++++ Passage extrait
Optimisation de la méthode

Selon une étude de l’Association pour l’emploi des cadres (Apec), 44 % des PME et 52 % des ETI et grandes entreprises ont utilisé la cooptation pour engager au moins un cadre en 2021. Une autre enquête, publiée en octobre 2022 par l’ANDRH, confirme l’ampleur de cette pratique. Quelque 88 % des répondants indiquaient avoir des difficultés à recruter et 51 % évoquaient comme solution le recours à la cooptation, après l’appel à un cabinet de recrutement (75 %) et le travail sur la marque employeur (72 %). « Ce n’est pas un dispositif nouveau, mais nous observons qu’il est remis au goût du jour face aux difficultés de recrutement que nous connaissons dans tous les secteurs », confirme Audrey Richard, présidente de l’ANDRH. Elle précise néanmoins qu’il « faut que ce soit animé par l’équipe RH, accompagné par de la communication interne et soutenu par les managers ». D’après une enquête de la Dares, publiée en septembre 2022, sept professions sur dix étaient en tension forte ou très forte en 2021. Le plus haut niveau depuis dix ans.

Des sociétés comme Basile, rachetée par le groupe HelloWork en 2022, ou Keycoopt System se sont spécialisées dans l’élaboration de plateformes dédiées. « Avant, la majorité des moyennes et grandes entreprises faisaient de la cooptation mais de manière artisanale : ce n’était pas animé, digitalisé, affiché, récompensé », analyse Antoine Perruchot, co-fondateur et PDG de Keycoopt System, lancé en 2016. Il fournit à des employeurs comme Feu Vert, Norauto ou Caisse d’Épargne Côte d’Azur un outil qui, grâce à un algorithme, diffuse les offres d’emploi aux salariés les plus susceptibles de recommander quelqu’un correspondant aux profils recherchés. « Pour une entreprise comme Decathlon, qui compte 100 000 collaborateurs, notre solution permet, pour un poste de contrôleur de gestion à Paris, de cibler les 87 personnes qui sont en contrôle de gestion en France ou dans des métiers proches », cite en exemple le PDG de Keycoopt System, qui affirme que la cooptation représente entre 25 % et 40 % des embauches chez sa centaine de clients. La majorité d’entre eux offrent des primes allant de 150 à 8 000 euros à leurs salariés pourvoyeurs de main-d’oeuvre. La récompense peut aussi prendre la forme d’un don d’argent à de bonnes oeuvres, de journées de congé exceptionnelles offertes par l’employeur ou d’un déjeuner avec le DRH ou le directeur général. Pour Antoine Perruchot, cette technique fidélise aussi davantage les candidats, car elle leur offre « la vision des forces et des faiblesses de l’entreprise par un tiers de confiance », dit-il.
++++++++
**Consignes de travail:**
[a] Répondez aux questions suivantes à partir de l'extrait sur la cooptation :
(i) D'après l'étude de l'Apec, quelle proportion des PME a eu recours à la cooptation pour engager au moins un cadre en 2021 ?
(ii) En quelle année Keycoopt System a-t-il été lancé ?
(iii) Quel est le montant des primes que la majorité des clients de Keycoopt System versent à leurs salariés ?
[b] Prolongez l'extrait sur la cooptation en reprenant après sa dernière phrase.
++++ Éléments
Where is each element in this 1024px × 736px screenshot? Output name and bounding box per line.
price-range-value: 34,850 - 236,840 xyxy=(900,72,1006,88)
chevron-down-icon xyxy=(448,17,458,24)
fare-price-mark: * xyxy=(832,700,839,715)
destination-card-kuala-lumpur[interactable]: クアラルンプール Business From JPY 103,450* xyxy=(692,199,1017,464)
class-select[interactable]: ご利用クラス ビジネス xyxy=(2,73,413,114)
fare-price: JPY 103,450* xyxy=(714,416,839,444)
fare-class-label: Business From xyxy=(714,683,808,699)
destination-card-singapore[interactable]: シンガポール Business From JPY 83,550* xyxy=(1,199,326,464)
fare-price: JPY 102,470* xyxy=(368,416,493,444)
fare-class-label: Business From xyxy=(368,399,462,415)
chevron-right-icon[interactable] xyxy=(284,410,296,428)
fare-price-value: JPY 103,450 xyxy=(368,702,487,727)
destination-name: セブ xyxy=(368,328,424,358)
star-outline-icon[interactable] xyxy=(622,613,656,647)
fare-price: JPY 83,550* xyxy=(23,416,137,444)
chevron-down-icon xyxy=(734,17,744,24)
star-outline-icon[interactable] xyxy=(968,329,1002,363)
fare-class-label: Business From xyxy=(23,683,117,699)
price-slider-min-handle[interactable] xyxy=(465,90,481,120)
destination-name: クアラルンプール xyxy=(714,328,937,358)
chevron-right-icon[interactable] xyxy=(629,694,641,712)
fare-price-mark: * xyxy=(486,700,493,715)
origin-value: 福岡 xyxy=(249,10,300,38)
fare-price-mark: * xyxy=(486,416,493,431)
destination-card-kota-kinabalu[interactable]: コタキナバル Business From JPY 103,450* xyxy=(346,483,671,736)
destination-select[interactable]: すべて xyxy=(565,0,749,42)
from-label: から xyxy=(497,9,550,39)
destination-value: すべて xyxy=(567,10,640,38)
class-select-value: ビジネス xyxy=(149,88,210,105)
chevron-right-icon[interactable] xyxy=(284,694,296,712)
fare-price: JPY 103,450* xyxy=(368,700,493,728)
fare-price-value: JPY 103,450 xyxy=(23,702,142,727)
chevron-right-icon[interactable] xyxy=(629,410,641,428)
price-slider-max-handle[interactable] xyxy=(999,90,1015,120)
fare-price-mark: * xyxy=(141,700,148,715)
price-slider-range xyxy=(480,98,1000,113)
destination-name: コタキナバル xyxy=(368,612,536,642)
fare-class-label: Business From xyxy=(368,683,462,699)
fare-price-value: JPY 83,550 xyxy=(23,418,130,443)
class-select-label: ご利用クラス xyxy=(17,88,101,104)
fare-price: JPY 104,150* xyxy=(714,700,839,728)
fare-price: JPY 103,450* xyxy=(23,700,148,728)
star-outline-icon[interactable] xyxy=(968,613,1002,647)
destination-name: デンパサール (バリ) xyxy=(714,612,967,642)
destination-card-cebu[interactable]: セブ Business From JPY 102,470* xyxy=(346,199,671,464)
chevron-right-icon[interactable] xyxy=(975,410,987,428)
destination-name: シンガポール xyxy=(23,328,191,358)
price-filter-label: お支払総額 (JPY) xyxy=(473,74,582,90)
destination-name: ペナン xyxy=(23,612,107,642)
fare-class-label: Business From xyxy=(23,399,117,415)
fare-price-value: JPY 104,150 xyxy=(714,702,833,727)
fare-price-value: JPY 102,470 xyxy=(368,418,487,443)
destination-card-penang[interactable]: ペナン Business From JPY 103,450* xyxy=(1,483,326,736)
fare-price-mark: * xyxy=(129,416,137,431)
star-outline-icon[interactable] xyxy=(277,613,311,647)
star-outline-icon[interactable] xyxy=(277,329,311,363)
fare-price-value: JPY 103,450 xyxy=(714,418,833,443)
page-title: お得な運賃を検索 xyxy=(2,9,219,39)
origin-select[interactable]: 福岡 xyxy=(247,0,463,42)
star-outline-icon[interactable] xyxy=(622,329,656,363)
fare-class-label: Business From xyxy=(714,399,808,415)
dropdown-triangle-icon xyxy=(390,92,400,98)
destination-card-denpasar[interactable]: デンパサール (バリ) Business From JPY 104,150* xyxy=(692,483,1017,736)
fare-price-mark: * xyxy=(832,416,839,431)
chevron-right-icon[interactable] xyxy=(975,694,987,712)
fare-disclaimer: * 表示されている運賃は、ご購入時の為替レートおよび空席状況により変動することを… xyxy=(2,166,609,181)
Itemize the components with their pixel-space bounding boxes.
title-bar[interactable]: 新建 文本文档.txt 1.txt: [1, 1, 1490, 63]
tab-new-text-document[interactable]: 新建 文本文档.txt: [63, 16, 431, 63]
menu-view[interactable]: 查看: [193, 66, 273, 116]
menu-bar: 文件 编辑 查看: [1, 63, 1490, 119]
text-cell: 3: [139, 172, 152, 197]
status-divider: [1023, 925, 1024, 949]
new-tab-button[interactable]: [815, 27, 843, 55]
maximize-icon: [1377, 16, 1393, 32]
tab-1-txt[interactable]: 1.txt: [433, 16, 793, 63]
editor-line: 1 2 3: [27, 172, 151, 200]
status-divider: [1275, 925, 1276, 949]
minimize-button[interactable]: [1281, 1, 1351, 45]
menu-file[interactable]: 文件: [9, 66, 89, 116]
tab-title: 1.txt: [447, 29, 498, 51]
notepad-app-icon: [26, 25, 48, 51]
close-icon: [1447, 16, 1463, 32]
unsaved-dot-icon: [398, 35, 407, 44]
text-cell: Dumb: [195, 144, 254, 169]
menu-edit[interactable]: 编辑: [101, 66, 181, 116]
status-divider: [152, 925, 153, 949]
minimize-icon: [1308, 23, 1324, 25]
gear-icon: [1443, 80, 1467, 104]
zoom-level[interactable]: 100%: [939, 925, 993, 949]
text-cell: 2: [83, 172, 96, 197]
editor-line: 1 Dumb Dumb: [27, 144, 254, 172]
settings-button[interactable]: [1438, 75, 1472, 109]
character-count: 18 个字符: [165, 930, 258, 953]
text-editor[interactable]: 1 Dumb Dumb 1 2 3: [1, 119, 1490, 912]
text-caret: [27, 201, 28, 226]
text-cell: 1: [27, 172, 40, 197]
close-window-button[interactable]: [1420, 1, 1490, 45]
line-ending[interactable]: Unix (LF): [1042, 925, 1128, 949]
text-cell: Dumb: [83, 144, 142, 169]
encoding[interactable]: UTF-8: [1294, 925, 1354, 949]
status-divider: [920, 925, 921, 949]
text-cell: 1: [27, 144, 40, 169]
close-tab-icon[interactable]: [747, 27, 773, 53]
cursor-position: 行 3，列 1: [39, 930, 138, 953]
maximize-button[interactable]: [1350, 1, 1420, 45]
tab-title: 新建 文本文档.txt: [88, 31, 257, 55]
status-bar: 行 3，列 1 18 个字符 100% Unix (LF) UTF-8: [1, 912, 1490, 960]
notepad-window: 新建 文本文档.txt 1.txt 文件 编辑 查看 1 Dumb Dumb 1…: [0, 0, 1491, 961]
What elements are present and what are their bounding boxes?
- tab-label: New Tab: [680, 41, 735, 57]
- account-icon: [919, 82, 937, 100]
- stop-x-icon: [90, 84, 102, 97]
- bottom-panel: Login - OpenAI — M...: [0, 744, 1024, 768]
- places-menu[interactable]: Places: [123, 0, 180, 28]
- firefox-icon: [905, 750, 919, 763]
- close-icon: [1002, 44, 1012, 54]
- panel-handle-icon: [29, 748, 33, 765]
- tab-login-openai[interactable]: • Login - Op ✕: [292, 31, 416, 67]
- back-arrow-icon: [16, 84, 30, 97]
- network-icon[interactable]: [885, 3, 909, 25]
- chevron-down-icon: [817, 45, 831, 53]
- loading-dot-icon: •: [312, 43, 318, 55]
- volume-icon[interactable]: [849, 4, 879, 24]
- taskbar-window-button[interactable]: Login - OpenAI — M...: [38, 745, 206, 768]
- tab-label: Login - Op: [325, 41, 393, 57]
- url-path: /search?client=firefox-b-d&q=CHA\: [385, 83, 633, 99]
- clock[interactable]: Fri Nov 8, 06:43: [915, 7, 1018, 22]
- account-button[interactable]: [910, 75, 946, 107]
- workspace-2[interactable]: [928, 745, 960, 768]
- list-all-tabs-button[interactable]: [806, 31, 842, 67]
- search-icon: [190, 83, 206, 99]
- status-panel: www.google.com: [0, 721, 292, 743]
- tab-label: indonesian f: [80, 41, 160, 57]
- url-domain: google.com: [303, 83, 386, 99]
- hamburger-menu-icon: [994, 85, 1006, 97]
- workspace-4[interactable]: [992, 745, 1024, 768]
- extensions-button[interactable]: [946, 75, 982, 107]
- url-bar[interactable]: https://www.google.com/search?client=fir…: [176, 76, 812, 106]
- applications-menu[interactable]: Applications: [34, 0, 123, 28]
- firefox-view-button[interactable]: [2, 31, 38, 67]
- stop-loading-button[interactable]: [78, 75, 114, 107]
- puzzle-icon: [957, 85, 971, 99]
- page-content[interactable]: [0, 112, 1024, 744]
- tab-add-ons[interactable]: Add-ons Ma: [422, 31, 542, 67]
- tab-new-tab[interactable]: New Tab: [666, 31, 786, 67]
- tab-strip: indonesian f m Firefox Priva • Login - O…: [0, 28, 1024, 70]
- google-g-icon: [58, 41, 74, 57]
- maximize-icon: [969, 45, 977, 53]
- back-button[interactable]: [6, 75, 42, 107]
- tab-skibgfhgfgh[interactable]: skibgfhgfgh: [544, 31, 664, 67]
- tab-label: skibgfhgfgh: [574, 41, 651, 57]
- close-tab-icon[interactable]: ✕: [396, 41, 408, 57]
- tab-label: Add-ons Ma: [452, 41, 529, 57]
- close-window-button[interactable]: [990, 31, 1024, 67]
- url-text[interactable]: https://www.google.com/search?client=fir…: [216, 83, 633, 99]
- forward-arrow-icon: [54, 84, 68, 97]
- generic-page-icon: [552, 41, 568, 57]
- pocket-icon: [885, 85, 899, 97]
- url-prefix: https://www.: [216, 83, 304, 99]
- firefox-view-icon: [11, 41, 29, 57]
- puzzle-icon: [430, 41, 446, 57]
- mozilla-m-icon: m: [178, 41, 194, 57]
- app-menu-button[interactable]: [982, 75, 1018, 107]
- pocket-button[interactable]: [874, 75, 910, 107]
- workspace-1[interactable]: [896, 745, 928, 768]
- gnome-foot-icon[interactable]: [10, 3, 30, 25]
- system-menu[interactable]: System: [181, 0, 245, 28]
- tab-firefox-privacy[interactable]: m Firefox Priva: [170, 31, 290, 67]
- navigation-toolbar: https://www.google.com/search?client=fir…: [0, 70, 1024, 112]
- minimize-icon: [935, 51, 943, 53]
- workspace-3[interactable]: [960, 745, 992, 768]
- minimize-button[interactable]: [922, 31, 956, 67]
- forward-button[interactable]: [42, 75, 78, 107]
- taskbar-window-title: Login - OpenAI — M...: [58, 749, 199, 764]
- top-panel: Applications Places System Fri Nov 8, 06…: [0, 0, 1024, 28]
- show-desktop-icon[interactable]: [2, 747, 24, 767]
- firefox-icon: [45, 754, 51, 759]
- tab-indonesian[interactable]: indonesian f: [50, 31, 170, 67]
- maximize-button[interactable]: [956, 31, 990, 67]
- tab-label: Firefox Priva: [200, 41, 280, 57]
++++++++
**Résultats attendus:**
[a]
(i) 44 %
(ii) En 2016
(iii) De 150 à 8 000 euros

[b]
Risque de reproduction sociale

« Cela nous permet d’avoir des profils qui ont été présélectionnés par le collaborateur et qui réussissent plus facilement le processus de recrutement », abonde Mélanie Gobin-Roux, directrice recrutement France chez Accenture, qui pratique la cooptation depuis 2000. Elle contribue à 22 % des embauches. Mais Mariam Khattab, la directrice générale du cabinet Mozaïk RH, spécialisé dans la promotion de la diversité, y voit aussi un « risque majeur de reproduction sociale ». Ce danger a également été soulevé par l’Apec dans une analyse sur les discriminations à l’embauche des cadres, parue en mars 2022. « Le biais de conformité est renforcé chez les cadres, plus particulièrement pour les métiers en tension, ainsi que pour les profils rares et les plus demandés, par l’importance de la cooptation dans le recrutement. Elle favorise une certaine endogamie dans le vivier de candidats et de candidates disponibles et renforce indirectement le poids du diplôme et des grandes écoles dans le recrutement », peut-on lire.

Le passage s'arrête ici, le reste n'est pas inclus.